Written exercise
In the entries that follow, find the word "housing" and report each line it is on.

Entries with figure data:
* begin *

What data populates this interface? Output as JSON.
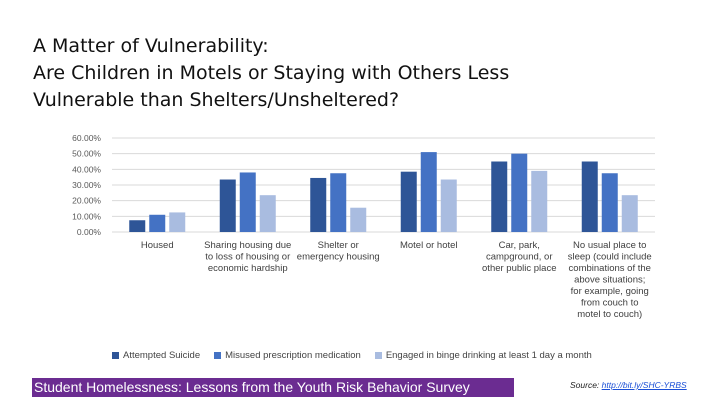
{
  "title_lines": [
    "A Matter of Vulnerability:",
    "Are Children in Motels or Staying with Others Less",
    "Vulnerable than Shelters/Unsheltered?"
  ],
  "banner": "Student Homelessness: Lessons from the Youth Risk Behavior Survey",
  "source": {
    "label": "Source:",
    "link": "http://bit.ly/SHC-YRBS"
  },
  "colors": {
    "series": [
      "#2e5597",
      "#4472c4",
      "#a9bce0"
    ],
    "banner": "#6b2c91"
  },
  "chart_data": {
    "type": "bar",
    "title": "",
    "xlabel": "",
    "ylabel": "",
    "ylim": [
      0,
      60
    ],
    "y_ticks": [
      "60.00%",
      "50.00%",
      "40.00%",
      "30.00%",
      "20.00%",
      "10.00%",
      "0.00%"
    ],
    "grid": true,
    "legend_position": "bottom",
    "categories": [
      [
        "Housed"
      ],
      [
        "Sharing housing due",
        "to loss of housing or",
        "economic hardship"
      ],
      [
        "Shelter or",
        "emergency housing"
      ],
      [
        "Motel or hotel"
      ],
      [
        "Car, park,",
        "campground, or",
        "other public place"
      ],
      [
        "No usual place to",
        "sleep (could include",
        "combinations of the",
        "above situations;",
        "for example, going",
        "from couch to",
        "motel to couch)"
      ]
    ],
    "series": [
      {
        "name": "Attempted Suicide",
        "values": [
          7.5,
          33.5,
          34.5,
          38.5,
          45,
          45
        ]
      },
      {
        "name": "Misused prescription medication",
        "values": [
          11,
          38,
          37.5,
          51,
          50,
          37.5
        ]
      },
      {
        "name": "Engaged in binge drinking at least 1 day a month",
        "values": [
          12.5,
          23.5,
          15.5,
          33.5,
          39,
          23.5
        ]
      }
    ]
  }
}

* end *

Task output
        "Sharing housing due",
        "to loss of housing or",
        "emergency housing"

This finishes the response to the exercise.